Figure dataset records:
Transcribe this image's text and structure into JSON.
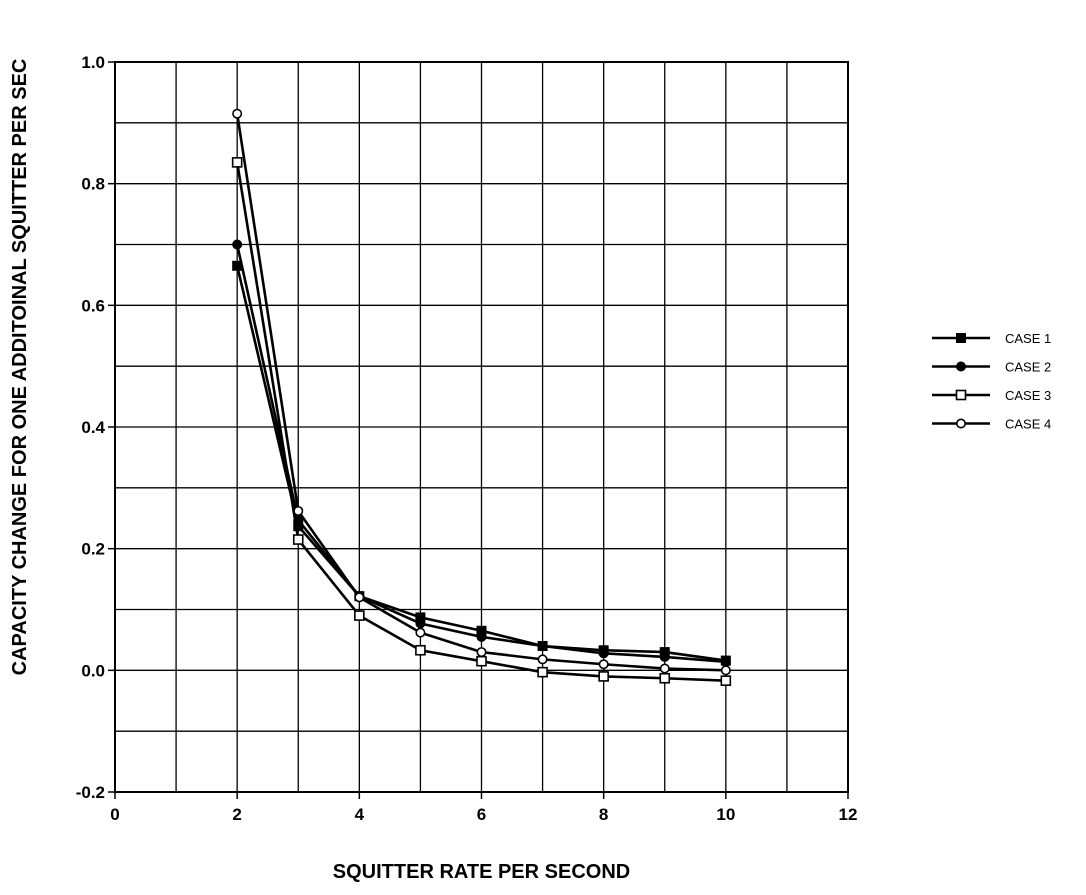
{
  "chart_data": {
    "type": "line",
    "title": "",
    "xlabel": "SQUITTER RATE PER SECOND",
    "ylabel": "CAPACITY CHANGE FOR ONE ADDITOINAL SQUITTER PER SEC",
    "xlim": [
      0,
      12
    ],
    "ylim": [
      -0.2,
      1.0
    ],
    "x_ticks": [
      "0",
      "2",
      "4",
      "6",
      "8",
      "10",
      "12"
    ],
    "y_ticks": [
      "-0.2",
      "0.0",
      "0.2",
      "0.4",
      "0.6",
      "0.8",
      "1.0"
    ],
    "grid": true,
    "legend_position": "right",
    "x": [
      2,
      3,
      4,
      5,
      6,
      7,
      8,
      9,
      10
    ],
    "series": [
      {
        "name": "CASE 1",
        "marker": "filled-square",
        "color": "#000000",
        "values": [
          0.665,
          0.237,
          0.122,
          0.087,
          0.065,
          0.04,
          0.033,
          0.03,
          0.016
        ]
      },
      {
        "name": "CASE 2",
        "marker": "filled-circle",
        "color": "#000000",
        "values": [
          0.7,
          0.247,
          0.122,
          0.077,
          0.055,
          0.04,
          0.028,
          0.022,
          0.014
        ]
      },
      {
        "name": "CASE 3",
        "marker": "open-square",
        "color": "#000000",
        "values": [
          0.835,
          0.215,
          0.09,
          0.033,
          0.015,
          -0.003,
          -0.01,
          -0.013,
          -0.017
        ]
      },
      {
        "name": "CASE 4",
        "marker": "open-circle",
        "color": "#000000",
        "values": [
          0.915,
          0.262,
          0.12,
          0.062,
          0.03,
          0.018,
          0.01,
          0.003,
          0.0
        ]
      }
    ]
  }
}
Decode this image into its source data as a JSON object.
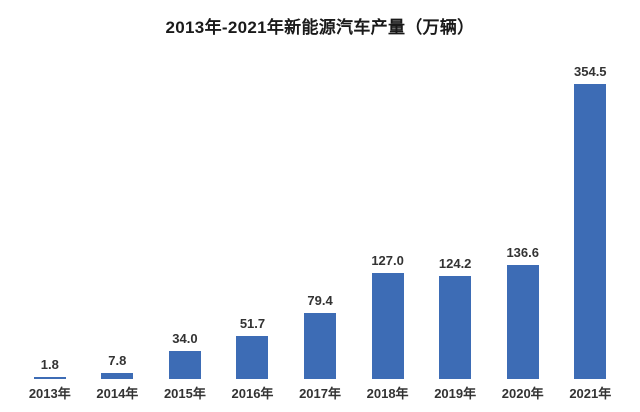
{
  "chart_data": {
    "type": "bar",
    "title": "2013年-2021年新能源汽车产量（万辆）",
    "categories": [
      "2013年",
      "2014年",
      "2015年",
      "2016年",
      "2017年",
      "2018年",
      "2019年",
      "2020年",
      "2021年"
    ],
    "values": [
      1.8,
      7.8,
      34.0,
      51.7,
      79.4,
      127.0,
      124.2,
      136.6,
      354.5
    ],
    "xlabel": "",
    "ylabel": "",
    "ylim": [
      0,
      360
    ],
    "grid": false,
    "legend": false,
    "data_labels": true,
    "bar_color": "#3d6cb5",
    "label_color": "#333333",
    "title_color": "#1a1a1a",
    "background_color": "#ffffff"
  }
}
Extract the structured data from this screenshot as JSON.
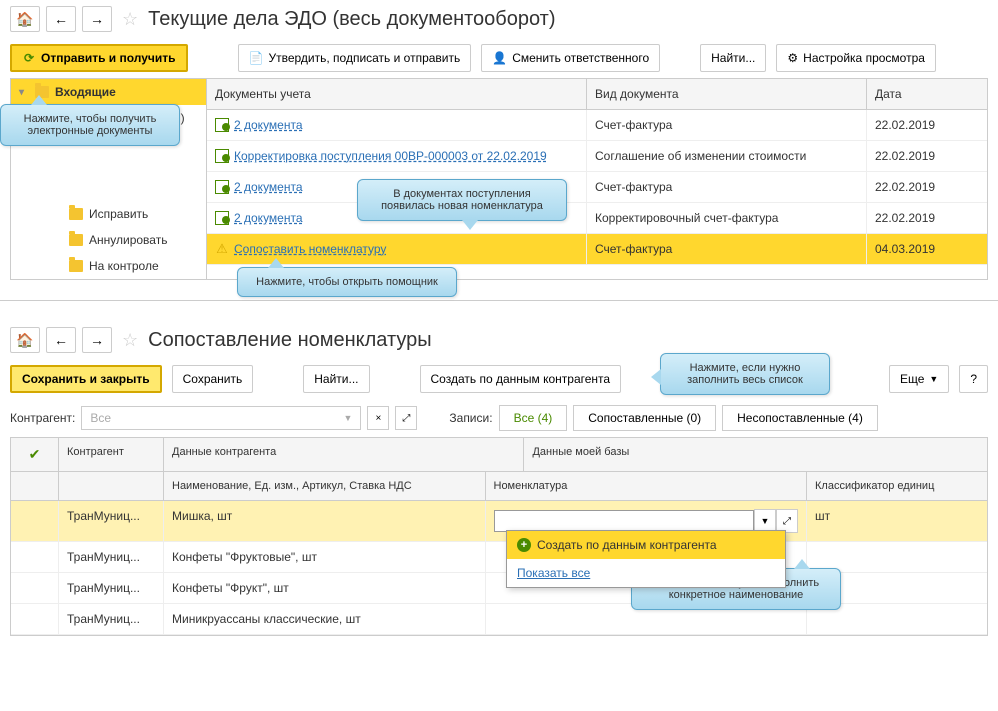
{
  "window1": {
    "title": "Текущие дела ЭДО (весь документооборот)",
    "toolbar": {
      "send_receive": "Отправить и получить",
      "approve": "Утвердить, подписать и отправить",
      "change_owner": "Сменить ответственного",
      "find": "Найти...",
      "view_settings": "Настройка просмотра"
    },
    "sidebar": {
      "items": [
        {
          "label": "Входящие",
          "selected": true,
          "level": 1
        },
        {
          "label": "Отразить в учете (5)",
          "level": 2
        },
        {
          "label": "Исправить",
          "level": 3
        },
        {
          "label": "Аннулировать",
          "level": 3
        },
        {
          "label": "На контроле",
          "level": 3
        }
      ]
    },
    "table": {
      "headers": {
        "col1": "Документы учета",
        "col2": "Вид документа",
        "col3": "Дата"
      },
      "rows": [
        {
          "doc": "2 документа",
          "type": "Счет-фактура",
          "date": "22.02.2019",
          "icon": "doc"
        },
        {
          "doc": "Корректировка поступления 00BP-000003 от 22.02.2019",
          "type": "Соглашение об изменении стоимости",
          "date": "22.02.2019",
          "icon": "doc"
        },
        {
          "doc": "2 документа",
          "type": "Счет-фактура",
          "date": "22.02.2019",
          "icon": "doc"
        },
        {
          "doc": "2 документа",
          "type": "Корректировочный счет-фактура",
          "date": "22.02.2019",
          "icon": "doc"
        },
        {
          "doc": "Сопоставить номенклатуру",
          "type": "Счет-фактура",
          "date": "04.03.2019",
          "icon": "warn",
          "highlighted": true
        }
      ]
    },
    "callouts": {
      "c1": "Нажмите, чтобы получить электронные документы",
      "c2": "В документах поступления появилась новая номенклатура",
      "c3": "Нажмите, чтобы открыть помощник"
    }
  },
  "window2": {
    "title": "Сопоставление номенклатуры",
    "toolbar": {
      "save_close": "Сохранить и закрыть",
      "save": "Сохранить",
      "find": "Найти...",
      "create_by": "Создать по данным контрагента",
      "more": "Еще",
      "help": "?"
    },
    "filter": {
      "contractor_label": "Контрагент:",
      "contractor_value": "Все",
      "records_label": "Записи:",
      "tab_all": "Все (4)",
      "tab_matched": "Сопоставленные (0)",
      "tab_unmatched": "Несопоставленные (4)"
    },
    "table": {
      "h1": {
        "check": "✓",
        "ka": "Контрагент",
        "dk": "Данные контрагента",
        "db": "Данные моей базы"
      },
      "h2": {
        "dk": "Наименование, Ед. изм., Артикул, Ставка НДС",
        "nom": "Номенклатура",
        "cls": "Классификатор единиц"
      },
      "rows": [
        {
          "ka": "ТранМуниц...",
          "dk": "Мишка, шт",
          "nom": "",
          "cls": "шт",
          "sel": true
        },
        {
          "ka": "ТранМуниц...",
          "dk": "Конфеты \"Фруктовые\", шт"
        },
        {
          "ka": "ТранМуниц...",
          "dk": "Конфеты \"Фрукт\", шт"
        },
        {
          "ka": "ТранМуниц...",
          "dk": "Миникруассаны классические, шт"
        }
      ]
    },
    "dropdown": {
      "create": "Создать по данным контрагента",
      "show_all": "Показать все"
    },
    "callouts": {
      "c1": "Нажмите, если нужно заполнить весь список",
      "c2": "Нажмите, если нужно заполнить конкретное наименование"
    }
  }
}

What you should do — Restate the full listing verbatim and drop every picture.

Exercise solution —
Transcribe this image's text and structure into JSON.
{
  "chart_data": {
    "type": "line",
    "title": "",
    "xlabel": "SQUITTER RATE PER SECOND",
    "ylabel": "CAPACITY CHANGE FOR ONE ADDITOINAL SQUITTER PER SEC",
    "xlim": [
      0,
      12
    ],
    "ylim": [
      -0.2,
      1.0
    ],
    "x_ticks": [
      "0",
      "2",
      "4",
      "6",
      "8",
      "10",
      "12"
    ],
    "y_ticks": [
      "-0.2",
      "0.0",
      "0.2",
      "0.4",
      "0.6",
      "0.8",
      "1.0"
    ],
    "grid": true,
    "legend_position": "right",
    "x": [
      2,
      3,
      4,
      5,
      6,
      7,
      8,
      9,
      10
    ],
    "series": [
      {
        "name": "CASE 1",
        "marker": "filled-square",
        "color": "#000000",
        "values": [
          0.665,
          0.237,
          0.122,
          0.087,
          0.065,
          0.04,
          0.033,
          0.03,
          0.016
        ]
      },
      {
        "name": "CASE 2",
        "marker": "filled-circle",
        "color": "#000000",
        "values": [
          0.7,
          0.247,
          0.122,
          0.077,
          0.055,
          0.04,
          0.028,
          0.022,
          0.014
        ]
      },
      {
        "name": "CASE 3",
        "marker": "open-square",
        "color": "#000000",
        "values": [
          0.835,
          0.215,
          0.09,
          0.033,
          0.015,
          -0.003,
          -0.01,
          -0.013,
          -0.017
        ]
      },
      {
        "name": "CASE 4",
        "marker": "open-circle",
        "color": "#000000",
        "values": [
          0.915,
          0.262,
          0.12,
          0.062,
          0.03,
          0.018,
          0.01,
          0.003,
          0.0
        ]
      }
    ]
  }
}
Decode this image into its source data as a JSON object.
{
  "chart_data": {
    "type": "bar",
    "title": "2013年-2021年新能源汽车产量（万辆）",
    "categories": [
      "2013年",
      "2014年",
      "2015年",
      "2016年",
      "2017年",
      "2018年",
      "2019年",
      "2020年",
      "2021年"
    ],
    "values": [
      1.8,
      7.8,
      34.0,
      51.7,
      79.4,
      127.0,
      124.2,
      136.6,
      354.5
    ],
    "xlabel": "",
    "ylabel": "",
    "ylim": [
      0,
      360
    ],
    "grid": false,
    "legend": false,
    "data_labels": true,
    "bar_color": "#3d6cb5",
    "label_color": "#333333",
    "title_color": "#1a1a1a",
    "background_color": "#ffffff"
  }
}
Extract the structured data from this screenshot as JSON.
{
  "window1": {
    "title": "Текущие дела ЭДО (весь документооборот)",
    "toolbar": {
      "send_receive": "Отправить и получить",
      "approve": "Утвердить, подписать и отправить",
      "change_owner": "Сменить ответственного",
      "find": "Найти...",
      "view_settings": "Настройка просмотра"
    },
    "sidebar": {
      "items": [
        {
          "label": "Входящие",
          "selected": true,
          "level": 1
        },
        {
          "label": "Отразить в учете (5)",
          "level": 2
        },
        {
          "label": "Исправить",
          "level": 3
        },
        {
          "label": "Аннулировать",
          "level": 3
        },
        {
          "label": "На контроле",
          "level": 3
        }
      ]
    },
    "table": {
      "headers": {
        "col1": "Документы учета",
        "col2": "Вид документа",
        "col3": "Дата"
      },
      "rows": [
        {
          "doc": "2 документа",
          "type": "Счет-фактура",
          "date": "22.02.2019",
          "icon": "doc"
        },
        {
          "doc": "Корректировка поступления 00BP-000003 от 22.02.2019",
          "type": "Соглашение об изменении стоимости",
          "date": "22.02.2019",
          "icon": "doc"
        },
        {
          "doc": "2 документа",
          "type": "Счет-фактура",
          "date": "22.02.2019",
          "icon": "doc"
        },
        {
          "doc": "2 документа",
          "type": "Корректировочный счет-фактура",
          "date": "22.02.2019",
          "icon": "doc"
        },
        {
          "doc": "Сопоставить номенклатуру",
          "type": "Счет-фактура",
          "date": "04.03.2019",
          "icon": "warn",
          "highlighted": true
        }
      ]
    },
    "callouts": {
      "c1": "Нажмите, чтобы получить электронные документы",
      "c2": "В документах поступления появилась новая номенклатура",
      "c3": "Нажмите, чтобы открыть помощник"
    }
  },
  "window2": {
    "title": "Сопоставление номенклатуры",
    "toolbar": {
      "save_close": "Сохранить и закрыть",
      "save": "Сохранить",
      "find": "Найти...",
      "create_by": "Создать по данным контрагента",
      "more": "Еще",
      "help": "?"
    },
    "filter": {
      "contractor_label": "Контрагент:",
      "contractor_value": "Все",
      "records_label": "Записи:",
      "tab_all": "Все (4)",
      "tab_matched": "Сопоставленные (0)",
      "tab_unmatched": "Несопоставленные (4)"
    },
    "table": {
      "h1": {
        "check": "✓",
        "ka": "Контрагент",
        "dk": "Данные контрагента",
        "db": "Данные моей базы"
      },
      "h2": {
        "dk": "Наименование, Ед. изм., Артикул, Ставка НДС",
        "nom": "Номенклатура",
        "cls": "Классификатор единиц"
      },
      "rows": [
        {
          "ka": "ТранМуниц...",
          "dk": "Мишка, шт",
          "nom": "",
          "cls": "шт",
          "sel": true
        },
        {
          "ka": "ТранМуниц...",
          "dk": "Конфеты \"Фруктовые\", шт"
        },
        {
          "ka": "ТранМуниц...",
          "dk": "Конфеты \"Фрукт\", шт"
        },
        {
          "ka": "ТранМуниц...",
          "dk": "Миникруассаны классические, шт"
        }
      ]
    },
    "dropdown": {
      "create": "Создать по данным контрагента",
      "show_all": "Показать все"
    },
    "callouts": {
      "c1": "Нажмите, если нужно заполнить весь список",
      "c2": "Нажмите, если нужно заполнить конкретное наименование"
    }
  }
}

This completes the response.